Records:
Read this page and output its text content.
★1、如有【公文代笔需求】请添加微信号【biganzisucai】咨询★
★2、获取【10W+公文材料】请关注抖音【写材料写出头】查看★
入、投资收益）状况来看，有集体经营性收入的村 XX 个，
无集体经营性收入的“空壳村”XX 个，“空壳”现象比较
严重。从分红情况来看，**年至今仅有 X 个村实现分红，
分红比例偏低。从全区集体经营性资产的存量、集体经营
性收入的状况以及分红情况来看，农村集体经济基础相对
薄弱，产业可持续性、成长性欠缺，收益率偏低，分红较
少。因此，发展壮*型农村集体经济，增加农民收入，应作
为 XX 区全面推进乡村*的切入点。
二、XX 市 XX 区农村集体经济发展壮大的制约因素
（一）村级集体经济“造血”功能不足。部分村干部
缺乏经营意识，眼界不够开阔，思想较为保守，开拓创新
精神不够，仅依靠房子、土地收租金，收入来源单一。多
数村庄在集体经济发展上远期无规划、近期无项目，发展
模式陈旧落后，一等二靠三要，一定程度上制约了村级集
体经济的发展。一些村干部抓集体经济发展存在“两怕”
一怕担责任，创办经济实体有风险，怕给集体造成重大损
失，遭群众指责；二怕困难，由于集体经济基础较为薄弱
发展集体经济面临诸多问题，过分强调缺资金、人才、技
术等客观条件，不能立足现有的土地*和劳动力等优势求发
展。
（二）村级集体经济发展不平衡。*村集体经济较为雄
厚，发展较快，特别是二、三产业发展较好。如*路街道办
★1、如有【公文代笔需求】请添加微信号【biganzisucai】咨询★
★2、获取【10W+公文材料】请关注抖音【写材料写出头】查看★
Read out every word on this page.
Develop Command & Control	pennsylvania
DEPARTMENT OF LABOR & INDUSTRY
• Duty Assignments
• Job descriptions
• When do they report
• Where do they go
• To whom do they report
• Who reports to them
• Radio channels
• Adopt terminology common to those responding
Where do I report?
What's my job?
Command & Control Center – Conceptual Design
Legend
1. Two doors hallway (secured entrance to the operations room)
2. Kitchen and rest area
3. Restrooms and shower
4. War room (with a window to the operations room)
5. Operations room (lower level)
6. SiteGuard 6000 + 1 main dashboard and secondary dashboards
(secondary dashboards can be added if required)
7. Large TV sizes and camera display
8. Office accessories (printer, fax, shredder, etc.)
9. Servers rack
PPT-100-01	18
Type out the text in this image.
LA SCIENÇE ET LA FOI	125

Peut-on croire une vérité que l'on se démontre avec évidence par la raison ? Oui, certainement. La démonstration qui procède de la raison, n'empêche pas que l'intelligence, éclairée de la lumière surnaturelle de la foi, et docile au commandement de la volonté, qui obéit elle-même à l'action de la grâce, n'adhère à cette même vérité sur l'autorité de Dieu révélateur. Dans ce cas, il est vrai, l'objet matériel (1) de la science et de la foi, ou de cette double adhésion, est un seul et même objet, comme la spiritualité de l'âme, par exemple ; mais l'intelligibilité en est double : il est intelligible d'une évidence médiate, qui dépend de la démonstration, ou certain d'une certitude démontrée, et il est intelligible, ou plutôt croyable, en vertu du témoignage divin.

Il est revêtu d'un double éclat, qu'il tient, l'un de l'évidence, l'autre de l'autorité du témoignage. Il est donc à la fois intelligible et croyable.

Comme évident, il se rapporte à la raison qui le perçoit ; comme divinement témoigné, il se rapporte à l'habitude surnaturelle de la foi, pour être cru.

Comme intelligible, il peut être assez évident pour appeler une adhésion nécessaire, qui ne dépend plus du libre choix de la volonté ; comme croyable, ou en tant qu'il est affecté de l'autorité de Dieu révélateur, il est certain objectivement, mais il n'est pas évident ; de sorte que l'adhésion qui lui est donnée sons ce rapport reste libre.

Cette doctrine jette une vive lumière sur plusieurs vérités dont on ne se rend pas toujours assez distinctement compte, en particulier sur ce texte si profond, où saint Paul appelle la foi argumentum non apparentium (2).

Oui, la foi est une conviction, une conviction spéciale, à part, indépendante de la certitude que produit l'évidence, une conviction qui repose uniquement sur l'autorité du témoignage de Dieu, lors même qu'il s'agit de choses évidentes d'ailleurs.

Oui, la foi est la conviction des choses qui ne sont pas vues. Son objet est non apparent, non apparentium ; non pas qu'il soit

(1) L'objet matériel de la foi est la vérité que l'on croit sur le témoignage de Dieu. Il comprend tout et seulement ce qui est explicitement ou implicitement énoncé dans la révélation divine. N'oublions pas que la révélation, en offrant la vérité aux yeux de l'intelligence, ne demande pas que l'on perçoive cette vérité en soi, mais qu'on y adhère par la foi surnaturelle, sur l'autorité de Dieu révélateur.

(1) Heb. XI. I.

■ WHAT THE TASK REQUIRES
Repeat the records above exactly.

■ ANSWER TO THE TASK
Read this page and output its text content.
★1、如有【公文代笔需求】请添加微信号【biganzisucai】咨询★
★2、获取【10W+公文材料】请关注抖音【写材料写出头】查看★
入、投资收益）状况来看，有集体经营性收入的村 XX 个，
无集体经营性收入的“空壳村”XX 个，“空壳”现象比较
严重。从分红情况来看，**年至今仅有 X 个村实现分红，
分红比例偏低。从全区集体经营性资产的存量、集体经营
性收入的状况以及分红情况来看，农村集体经济基础相对
薄弱，产业可持续性、成长性欠缺，收益率偏低，分红较
少。因此，发展壮*型农村集体经济，增加农民收入，应作
为 XX 区全面推进乡村*的切入点。
二、XX 市 XX 区农村集体经济发展壮大的制约因素
（一）村级集体经济“造血”功能不足。部分村干部
缺乏经营意识，眼界不够开阔，思想较为保守，开拓创新
精神不够，仅依靠房子、土地收租金，收入来源单一。多
数村庄在集体经济发展上远期无规划、近期无项目，发展
模式陈旧落后，一等二靠三要，一定程度上制约了村级集
体经济的发展。一些村干部抓集体经济发展存在“两怕”
一怕担责任，创办经济实体有风险，怕给集体造成重大损
失，遭群众指责；二怕困难，由于集体经济基础较为薄弱
发展集体经济面临诸多问题，过分强调缺资金、人才、技
术等客观条件，不能立足现有的土地*和劳动力等优势求发
展。
（二）村级集体经济发展不平衡。*村集体经济较为雄
厚，发展较快，特别是二、三产业发展较好。如*路街道办
★1、如有【公文代笔需求】请添加微信号【biganzisucai】咨询★
★2、获取【10W+公文材料】请关注抖音【写材料写出头】查看★
Read out every word on this page.
Develop Command & Control	pennsylvania
DEPARTMENT OF LABOR & INDUSTRY
• Duty Assignments
• Job descriptions
• When do they report
• Where do they go
• To whom do they report
• Who reports to them
• Radio channels
• Adopt terminology common to those responding
Where do I report?
What's my job?
Command & Control Center – Conceptual Design
Legend
1. Two doors hallway (secured entrance to the operations room)
2. Kitchen and rest area
3. Restrooms and shower
4. War room (with a window to the operations room)
5. Operations room (lower level)
6. SiteGuard 6000 + 1 main dashboard and secondary dashboards
(secondary dashboards can be added if required)
7. Large TV sizes and camera display
8. Office accessories (printer, fax, shredder, etc.)
9. Servers rack
PPT-100-01	18
Type out the text in this image.
LA SCIENÇE ET LA FOI	125

Peut-on croire une vérité que l'on se démontre avec évidence par la raison ? Oui, certainement. La démonstration qui procède de la raison, n'empêche pas que l'intelligence, éclairée de la lumière surnaturelle de la foi, et docile au commandement de la volonté, qui obéit elle-même à l'action de la grâce, n'adhère à cette même vérité sur l'autorité de Dieu révélateur. Dans ce cas, il est vrai, l'objet matériel (1) de la science et de la foi, ou de cette double adhésion, est un seul et même objet, comme la spiritualité de l'âme, par exemple ; mais l'intelligibilité en est double : il est intelligible d'une évidence médiate, qui dépend de la démonstration, ou certain d'une certitude démontrée, et il est intelligible, ou plutôt croyable, en vertu du témoignage divin.

Il est revêtu d'un double éclat, qu'il tient, l'un de l'évidence, l'autre de l'autorité du témoignage. Il est donc à la fois intelligible et croyable.

Comme évident, il se rapporte à la raison qui le perçoit ; comme divinement témoigné, il se rapporte à l'habitude surnaturelle de la foi, pour être cru.

Comme intelligible, il peut être assez évident pour appeler une adhésion nécessaire, qui ne dépend plus du libre choix de la volonté ; comme croyable, ou en tant qu'il est affecté de l'autorité de Dieu révélateur, il est certain objectivement, mais il n'est pas évident ; de sorte que l'adhésion qui lui est donnée sons ce rapport reste libre.

Cette doctrine jette une vive lumière sur plusieurs vérités dont on ne se rend pas toujours assez distinctement compte, en particulier sur ce texte si profond, où saint Paul appelle la foi argumentum non apparentium (2).

Oui, la foi est une conviction, une conviction spéciale, à part, indépendante de la certitude que produit l'évidence, une conviction qui repose uniquement sur l'autorité du témoignage de Dieu, lors même qu'il s'agit de choses évidentes d'ailleurs.

Oui, la foi est la conviction des choses qui ne sont pas vues. Son objet est non apparent, non apparentium ; non pas qu'il soit

(1) L'objet matériel de la foi est la vérité que l'on croit sur le témoignage de Dieu. Il comprend tout et seulement ce qui est explicitement ou implicitement énoncé dans la révélation divine. N'oublions pas que la révélation, en offrant la vérité aux yeux de l'intelligence, ne demande pas que l'on perçoive cette vérité en soi, mais qu'on y adhère par la foi surnaturelle, sur l'autorité de Dieu révélateur.

(1) Heb. XI. I.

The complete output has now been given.